> **Study text**
● ● ● ● ● ● ●
12. The final question… with a resounding answer: what is the geopolitical configuration?
I'm a liberal arts graduate who spends his days staring at screens and talking on the phone, so I'll start by saying that I have no credentials in this department. However, as a student of markets, I would say this from years of pattern recognition around the geopolitical variable: (1) I know nothing; (2) very few people know anything; (3) the market has no moral conscience; (4) in the long run, economics supersedes everything. Enter Jared Cohen to weigh in:
If economics trumps all, then the global economic landscape Donald Trump is inheriting now is very different than it was when he first took office eight years ago. The United States is moving ahead, as our colleagues have noted, but for the first time in more than four decades, China’s share of global GDP is shrinking. If Beijing is in a stronger military position today, but in a much weaker relative economic position, how does that change competition? President Trump can make good on his promise of tariffs—and more tariffs—so expect an economically troubled Beijing to respond with asymmetric moves, especially around supply chains: targeted export controls on specific companies or components, new regulatory measures and investigations, tighter political control over industry, and so on.
We talk so much about geopolitics because this is the most dangerous period in global affairs since at least the Cold War, and China – a peer or near-peer competitor – has a role in every foreign policy challenge the new administration will face. It is Russia’s top export destination and will play a role in negotiations in Ukraine; it is Iran’s top oil importer; and it is the top trading partner of nearly every country in Latin America, where the State Department under Secretary Rubio will be heavily focused. Any solution to any of the global conflicts or risks facing the United States will need to have a Chinese component, not to mention Indo-Pacific problems like Taiwan and South China.
● ● ● ● ● ● ●
> **Information given**
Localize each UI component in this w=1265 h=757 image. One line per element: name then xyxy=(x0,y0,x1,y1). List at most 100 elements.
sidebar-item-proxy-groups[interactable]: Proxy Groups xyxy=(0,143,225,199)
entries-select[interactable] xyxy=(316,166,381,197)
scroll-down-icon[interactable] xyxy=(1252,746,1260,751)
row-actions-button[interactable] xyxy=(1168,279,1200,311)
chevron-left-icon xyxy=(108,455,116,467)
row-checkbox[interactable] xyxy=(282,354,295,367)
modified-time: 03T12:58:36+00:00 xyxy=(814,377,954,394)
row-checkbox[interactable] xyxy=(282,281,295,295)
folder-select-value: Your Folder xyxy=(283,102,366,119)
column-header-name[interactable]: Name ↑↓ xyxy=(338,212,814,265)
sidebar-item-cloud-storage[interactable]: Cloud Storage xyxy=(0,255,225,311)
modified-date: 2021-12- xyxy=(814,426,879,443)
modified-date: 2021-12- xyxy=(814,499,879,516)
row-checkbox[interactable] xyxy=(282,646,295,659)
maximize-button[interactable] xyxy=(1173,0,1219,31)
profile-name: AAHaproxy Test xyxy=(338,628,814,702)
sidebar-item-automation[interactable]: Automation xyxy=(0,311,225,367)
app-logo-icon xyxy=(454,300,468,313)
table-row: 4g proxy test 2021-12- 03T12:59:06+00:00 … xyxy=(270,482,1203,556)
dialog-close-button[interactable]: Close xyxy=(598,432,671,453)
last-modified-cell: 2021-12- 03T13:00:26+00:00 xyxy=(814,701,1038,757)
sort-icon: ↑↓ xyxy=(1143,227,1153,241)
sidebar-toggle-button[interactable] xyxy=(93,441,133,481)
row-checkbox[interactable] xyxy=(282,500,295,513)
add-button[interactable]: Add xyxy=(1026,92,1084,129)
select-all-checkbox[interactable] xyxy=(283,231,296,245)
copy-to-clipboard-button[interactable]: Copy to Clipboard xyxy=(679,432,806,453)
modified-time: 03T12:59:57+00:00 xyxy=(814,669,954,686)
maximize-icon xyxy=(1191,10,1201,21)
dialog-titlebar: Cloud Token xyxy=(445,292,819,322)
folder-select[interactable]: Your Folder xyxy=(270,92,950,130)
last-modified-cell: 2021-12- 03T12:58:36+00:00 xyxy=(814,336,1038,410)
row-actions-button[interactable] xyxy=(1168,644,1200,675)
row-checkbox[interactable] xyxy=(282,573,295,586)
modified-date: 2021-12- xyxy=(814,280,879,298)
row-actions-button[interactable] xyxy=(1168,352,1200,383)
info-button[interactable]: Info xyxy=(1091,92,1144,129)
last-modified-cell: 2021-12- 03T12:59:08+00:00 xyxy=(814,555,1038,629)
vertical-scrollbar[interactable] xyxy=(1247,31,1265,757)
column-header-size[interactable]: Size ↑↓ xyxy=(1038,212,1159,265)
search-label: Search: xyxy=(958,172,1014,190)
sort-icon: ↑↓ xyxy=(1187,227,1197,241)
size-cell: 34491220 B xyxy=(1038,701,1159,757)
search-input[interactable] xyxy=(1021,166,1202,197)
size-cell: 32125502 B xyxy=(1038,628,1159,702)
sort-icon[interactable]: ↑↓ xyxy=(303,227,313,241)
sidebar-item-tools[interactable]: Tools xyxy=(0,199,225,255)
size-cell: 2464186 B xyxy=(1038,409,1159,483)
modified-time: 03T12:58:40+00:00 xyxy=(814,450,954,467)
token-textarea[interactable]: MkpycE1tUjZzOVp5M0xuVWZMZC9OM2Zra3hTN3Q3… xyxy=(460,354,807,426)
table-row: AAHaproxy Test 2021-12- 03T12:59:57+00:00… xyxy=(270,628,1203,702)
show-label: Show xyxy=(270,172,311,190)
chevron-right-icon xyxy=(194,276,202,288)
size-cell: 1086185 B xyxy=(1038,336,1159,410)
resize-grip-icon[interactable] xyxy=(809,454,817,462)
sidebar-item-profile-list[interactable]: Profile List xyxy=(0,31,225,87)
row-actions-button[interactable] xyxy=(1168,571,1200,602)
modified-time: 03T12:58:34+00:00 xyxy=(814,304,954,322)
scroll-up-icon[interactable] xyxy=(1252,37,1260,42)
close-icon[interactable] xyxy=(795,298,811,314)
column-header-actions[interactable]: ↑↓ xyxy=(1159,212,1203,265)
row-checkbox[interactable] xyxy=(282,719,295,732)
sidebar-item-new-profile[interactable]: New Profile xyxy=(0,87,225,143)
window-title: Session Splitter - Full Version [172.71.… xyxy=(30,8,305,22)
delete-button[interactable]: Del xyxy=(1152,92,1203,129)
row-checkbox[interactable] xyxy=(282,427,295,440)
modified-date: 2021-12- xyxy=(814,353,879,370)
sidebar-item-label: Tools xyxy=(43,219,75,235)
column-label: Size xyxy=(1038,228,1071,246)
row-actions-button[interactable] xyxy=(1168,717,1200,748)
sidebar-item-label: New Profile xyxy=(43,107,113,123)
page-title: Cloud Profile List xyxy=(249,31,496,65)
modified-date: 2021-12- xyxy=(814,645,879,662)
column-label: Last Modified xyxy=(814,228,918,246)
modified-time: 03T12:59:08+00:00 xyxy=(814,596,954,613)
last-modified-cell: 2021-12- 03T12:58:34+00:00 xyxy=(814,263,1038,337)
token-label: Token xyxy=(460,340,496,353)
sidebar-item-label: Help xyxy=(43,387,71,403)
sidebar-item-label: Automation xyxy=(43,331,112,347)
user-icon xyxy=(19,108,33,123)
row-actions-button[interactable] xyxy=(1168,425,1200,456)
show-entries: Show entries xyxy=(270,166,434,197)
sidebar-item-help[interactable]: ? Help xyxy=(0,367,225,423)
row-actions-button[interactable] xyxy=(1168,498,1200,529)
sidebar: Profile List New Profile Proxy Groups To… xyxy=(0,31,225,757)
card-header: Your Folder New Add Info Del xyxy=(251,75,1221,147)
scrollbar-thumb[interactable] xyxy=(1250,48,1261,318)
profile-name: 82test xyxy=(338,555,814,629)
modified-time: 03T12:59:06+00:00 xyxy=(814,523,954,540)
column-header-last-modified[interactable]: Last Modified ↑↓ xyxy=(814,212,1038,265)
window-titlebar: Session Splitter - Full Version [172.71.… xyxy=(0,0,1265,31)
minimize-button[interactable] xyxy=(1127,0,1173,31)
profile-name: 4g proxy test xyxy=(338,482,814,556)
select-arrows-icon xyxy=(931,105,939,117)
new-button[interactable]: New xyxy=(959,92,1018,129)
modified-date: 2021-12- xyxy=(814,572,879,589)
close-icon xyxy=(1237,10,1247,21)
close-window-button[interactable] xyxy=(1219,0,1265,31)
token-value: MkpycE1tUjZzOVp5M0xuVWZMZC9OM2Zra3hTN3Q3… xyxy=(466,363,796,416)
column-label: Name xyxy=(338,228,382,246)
● ● ● ● ● ● ●
> **Exercises**
- a) Decide whether each statement below agrees with the text on China and geopolitics, answering yes or no and quoting the deciding words of that text exactly: (i) China's share of global GDP is shrinking for the first time in more than four decades; (ii) the writer claims credentials in geopolitics; (iii) China is the top trading partner of every country in Latin America.
- b) Write the next few sentences of the text on China and geopolitics, picking up after its final sentence.

> **Answers below**
- a)
(i) Yes: "for the first time in more than four decades, China’s share of global GDP is shrinking."
(ii) No: "I have no credentials in this department."
(iii) No: "it is the top trading partner of nearly every country in Latin America"

- b)
When we talk about geopolitics, we usually talk about risks, and rightly so, but geopolitics is not always a zero-sum game. We are witnessing a once-in-a-generation reorientation of trade and investment flows toward new and attractive destinations: Japan, Vietnam, India, Australia, and Mexico, for example, are benefiting from “nearshoring” and “friendshoring.” The energy- and capital-rich Gulf Arab states are setting the pace, investing in their own economic transformations, often navigating between Beijing and Washington as they do so. Countries that can lead their own global agendas in this way I call geopolitical swing states.
The post-October 7 war in the Middle East is not going to be a forever war, but when it is over, the region will look very different. There are two broad possibilities: 1) some version of the status quo ante, leaving two kinds of countries: an economically driven and transforming Arab Gulf on its own, and other countries like Iraq and Lebanon competing with Iranian proxies, while Israel charts its own course; or 2) a new regional arrangement.